** Start Given records **

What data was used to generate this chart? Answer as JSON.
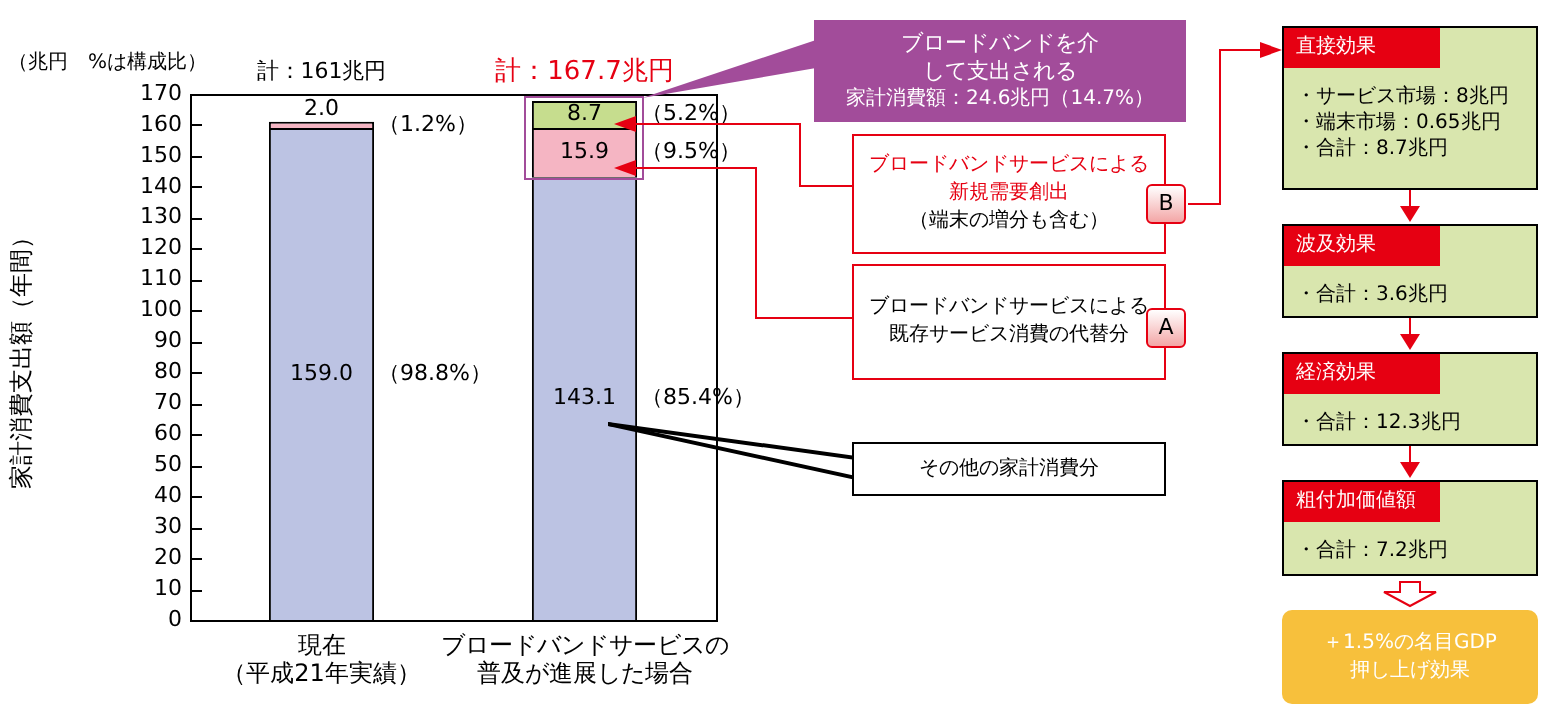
{
  "chart_data": {
    "type": "bar",
    "stacked": true,
    "ylabel": "家計消費支出額（年間）",
    "categories": [
      "現在（平成21年実績）",
      "ブロードバンドサービスの普及が進展した場合"
    ],
    "series": [
      {
        "color": "#bcc3e3",
        "values": [
          159.0,
          143.1
        ],
        "value_labels": [
          "159.0",
          "143.1"
        ]
      },
      {
        "color": "#f5b5c3",
        "values": [
          2.0,
          15.9
        ],
        "value_labels": [
          "2.0",
          "15.9"
        ]
      },
      {
        "color": "#c6dd8e",
        "values": [
          null,
          8.7
        ],
        "value_labels": [
          null,
          "8.7"
        ]
      }
    ],
    "totals": [
      "計：161兆円",
      "計：167.7兆円"
    ],
    "ylim": [
      0,
      170
    ],
    "yticks": [
      0,
      10,
      20,
      30,
      40,
      50,
      60,
      70,
      80,
      90,
      100,
      110,
      120,
      130,
      140,
      150,
      160,
      170
    ],
    "grid": false,
    "legend": false,
    "annotations": [
      "（兆円　%は構成比）",
      "（1.2%）",
      "（98.8%）",
      "（5.2%）",
      "（9.5%）",
      "（85.4%）",
      "ブロードバンドを介して支出される",
      "家計消費額：24.6兆円（14.7%）",
      "ブロードバンドサービスによる新規需要創出",
      "（端末の増分も含む）",
      "B",
      "ブロードバンドサービスによる既存サービス消費の代替分",
      "A",
      "その他の家計消費分",
      "直接効果",
      "・サービス市場：8兆円",
      "・端末市場：0.65兆円",
      "・合計：8.7兆円",
      "波及効果",
      "・合計：3.6兆円",
      "経済効果",
      "・合計：12.3兆円",
      "粗付加価値額",
      "・合計：7.2兆円",
      "＋1.5%の名目GDP押し上げ効果"
    ]
  }
}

** End Given records **

Repeat each line of the records above exactly, but do not copy the pictures.

What data was used to generate this chart? Answer as JSON.
{
  "chart_data": {
    "type": "bar",
    "stacked": true,
    "ylabel": "家計消費支出額（年間）",
    "categories": [
      "現在（平成21年実績）",
      "ブロードバンドサービスの普及が進展した場合"
    ],
    "series": [
      {
        "color": "#bcc3e3",
        "values": [
          159.0,
          143.1
        ],
        "value_labels": [
          "159.0",
          "143.1"
        ]
      },
      {
        "color": "#f5b5c3",
        "values": [
          2.0,
          15.9
        ],
        "value_labels": [
          "2.0",
          "15.9"
        ]
      },
      {
        "color": "#c6dd8e",
        "values": [
          null,
          8.7
        ],
        "value_labels": [
          null,
          "8.7"
        ]
      }
    ],
    "totals": [
      "計：161兆円",
      "計：167.7兆円"
    ],
    "ylim": [
      0,
      170
    ],
    "yticks": [
      0,
      10,
      20,
      30,
      40,
      50,
      60,
      70,
      80,
      90,
      100,
      110,
      120,
      130,
      140,
      150,
      160,
      170
    ],
    "grid": false,
    "legend": false,
    "annotations": [
      "（兆円　%は構成比）",
      "（1.2%）",
      "（98.8%）",
      "（5.2%）",
      "（9.5%）",
      "（85.4%）",
      "ブロードバンドを介して支出される",
      "家計消費額：24.6兆円（14.7%）",
      "ブロードバンドサービスによる新規需要創出",
      "（端末の増分も含む）",
      "B",
      "ブロードバンドサービスによる既存サービス消費の代替分",
      "A",
      "その他の家計消費分",
      "直接効果",
      "・サービス市場：8兆円",
      "・端末市場：0.65兆円",
      "・合計：8.7兆円",
      "波及効果",
      "・合計：3.6兆円",
      "経済効果",
      "・合計：12.3兆円",
      "粗付加価値額",
      "・合計：7.2兆円",
      "＋1.5%の名目GDP押し上げ効果"
    ]
  }
}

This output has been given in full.